- Born: 2 May 1894 Asaa, Brønderslev Municipality, Denmark
- Died: 17 February 1981 (aged 86) Frederiksberg, Denmark
- Years active: 1932–1972

= Ellen Gottschalch =

Danish actress (1894–1981)

Ellen Sofie Kathrine Gottschalch (2 May 1894 – 17 February 1981), was a Danish stage and film actress.

She worked in the Arhus Theatre in 1911 then the Det Ny Theater in Copenhagen from 1912 to 1928. She entered film in 1938. She was employed at the Royal Danish Theatre from 1941 to 1961 where she among roles played in Death of a Salesman and Mor Karen in Elverhøj by Johan Ludvig Heiberg.

She was married to Christian Viggo Gottschalch 1915–1930 and later lived with the composer Kai Normann Andersen from 1932 to 1967. She died in 1981 and was buried at the Frederiksberg Ældre Kirkegård.

== Filmography ==

- Champagnegaloppen – 1938
- En desertør – 1940
- Jeg har elsket og levet – 1940
- Sommerglæder – 1940
- Far skal giftes – 1941
- En pige uden lige – 1943
- Erik Ejegods pilgrimsfærd – 1943
- Billet mrk. – 1946
- Ta', hvad du vil ha – 1947
- Hvor er far? – 1948
- Berlingske Tidende – 1949
- Historien om Hjortholm – 1950
- Susanne – 1950
- Familien Schmidt – 1951
- Fra den gamle købmandsgård – 1951
- Mød mig på Cassiopeia – 1951
- Bag de røde porte – 1951
- Vi arme syndere – 1952
- Ta' Pelle med – 1952
- The Crime of Tove Andersen – 1953
- Tante Tut fra Paris – 1956
- Englen i sort – 1957
- Tre må man være – 1959
- Løgn og løvebrøl – 1961
- Lykkens musikanter – 1962
- Tine – 1964

== Awards ==
- Bodil Award for Best Supporting Actress, 1948
- Teaterpokalen, (English: The Teatre Trophy), 1949.

- **TASKS TO CARRY OUT**:
- a) Say whether each statement agrees with the Ellen Gottschalch article, answering yes or no and quoting the deciding words: (i) She joined the Royal Danish Theatre in 1941. (ii) She entered film in 1932. (iii) She won the Bodil Award for Best Supporting Actress in 1949.
- b) Answer these questions from the Ellen Gottschalch article:
(i) Where did she work in 1911?
(ii) Where was she buried?
(iii) Which film in the filmography is listed for 1964?
- c) Please pull out the part of the Ellen Gottschalch article starting at "- Born: 2 May" and ending at "Johan Ludvig Heiberg.".

- **SUPPLIED ENTRIES**:
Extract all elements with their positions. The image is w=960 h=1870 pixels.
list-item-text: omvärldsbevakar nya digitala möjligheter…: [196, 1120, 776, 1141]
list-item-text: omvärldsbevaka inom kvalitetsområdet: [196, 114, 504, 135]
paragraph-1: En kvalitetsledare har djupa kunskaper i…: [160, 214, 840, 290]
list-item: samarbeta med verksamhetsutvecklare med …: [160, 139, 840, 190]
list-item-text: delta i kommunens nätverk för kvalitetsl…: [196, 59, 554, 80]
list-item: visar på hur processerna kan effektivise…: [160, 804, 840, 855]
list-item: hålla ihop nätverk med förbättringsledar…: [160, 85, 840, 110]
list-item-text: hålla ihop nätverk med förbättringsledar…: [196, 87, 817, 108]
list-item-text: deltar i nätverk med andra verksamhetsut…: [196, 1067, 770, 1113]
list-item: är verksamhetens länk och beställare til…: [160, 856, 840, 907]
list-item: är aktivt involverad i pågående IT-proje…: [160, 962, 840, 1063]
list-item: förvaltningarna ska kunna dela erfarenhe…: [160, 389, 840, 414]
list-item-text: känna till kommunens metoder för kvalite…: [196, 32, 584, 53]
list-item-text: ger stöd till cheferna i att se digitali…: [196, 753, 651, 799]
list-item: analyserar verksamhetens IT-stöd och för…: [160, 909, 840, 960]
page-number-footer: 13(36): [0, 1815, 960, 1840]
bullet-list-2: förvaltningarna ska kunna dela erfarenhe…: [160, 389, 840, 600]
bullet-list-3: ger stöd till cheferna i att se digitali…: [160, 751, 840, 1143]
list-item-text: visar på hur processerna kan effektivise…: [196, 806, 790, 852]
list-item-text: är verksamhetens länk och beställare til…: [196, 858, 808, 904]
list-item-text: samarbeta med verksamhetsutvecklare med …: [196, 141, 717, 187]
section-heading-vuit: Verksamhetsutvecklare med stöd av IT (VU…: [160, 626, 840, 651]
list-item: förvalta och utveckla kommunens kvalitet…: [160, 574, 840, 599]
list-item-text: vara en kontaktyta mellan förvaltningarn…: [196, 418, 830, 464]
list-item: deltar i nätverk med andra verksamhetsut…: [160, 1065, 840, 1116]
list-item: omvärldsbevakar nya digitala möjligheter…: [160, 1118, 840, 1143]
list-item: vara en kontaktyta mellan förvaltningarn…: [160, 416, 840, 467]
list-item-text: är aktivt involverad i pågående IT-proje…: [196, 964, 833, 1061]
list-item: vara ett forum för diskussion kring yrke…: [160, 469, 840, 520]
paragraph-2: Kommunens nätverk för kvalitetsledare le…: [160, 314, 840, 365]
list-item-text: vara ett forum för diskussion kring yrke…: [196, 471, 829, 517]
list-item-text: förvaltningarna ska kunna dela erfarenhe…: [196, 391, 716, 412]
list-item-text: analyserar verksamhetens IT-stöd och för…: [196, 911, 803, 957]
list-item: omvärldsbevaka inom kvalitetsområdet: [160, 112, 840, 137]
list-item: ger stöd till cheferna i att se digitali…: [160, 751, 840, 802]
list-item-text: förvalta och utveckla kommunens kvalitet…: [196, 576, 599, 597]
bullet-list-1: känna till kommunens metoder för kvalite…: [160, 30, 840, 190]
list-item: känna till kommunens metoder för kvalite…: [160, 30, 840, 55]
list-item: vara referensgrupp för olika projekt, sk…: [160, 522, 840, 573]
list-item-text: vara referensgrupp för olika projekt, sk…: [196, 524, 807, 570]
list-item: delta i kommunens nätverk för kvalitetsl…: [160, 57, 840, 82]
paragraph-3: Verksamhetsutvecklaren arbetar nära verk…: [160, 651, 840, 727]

- **RESPONSES BY TASK**:
- a)
(i) Yes: "She was employed at the Royal Danish Theatre from 1941 to 1961"
(ii) No: "She entered film in 1938."
(iii) No: "Bodil Award for Best Supporting Actress, 1948"

- b)
(i) The Arhus Theatre
(ii) The Frederiksberg Ældre Kirkegård
(iii) Tine

- c)
- Born: 2 May 1894 Asaa, Brønderslev Municipality, Denmark
- Died: 17 February 1981 (aged 86) Frederiksberg, Denmark
- Years active: 1932–1972

= Ellen Gottschalch =

Danish actress (1894–1981)

Ellen Sofie Kathrine Gottschalch (2 May 1894 – 17 February 1981), was a Danish stage and film actress.

She worked in the Arhus Theatre in 1911 then the Det Ny Theater in Copenhagen from 1912 to 1928. She entered film in 1938. She was employed at the Royal Danish Theatre from 1941 to 1961 where she among roles played in Death of a Salesman and Mor Karen in Elverhøj by Johan Ludvig Heiberg.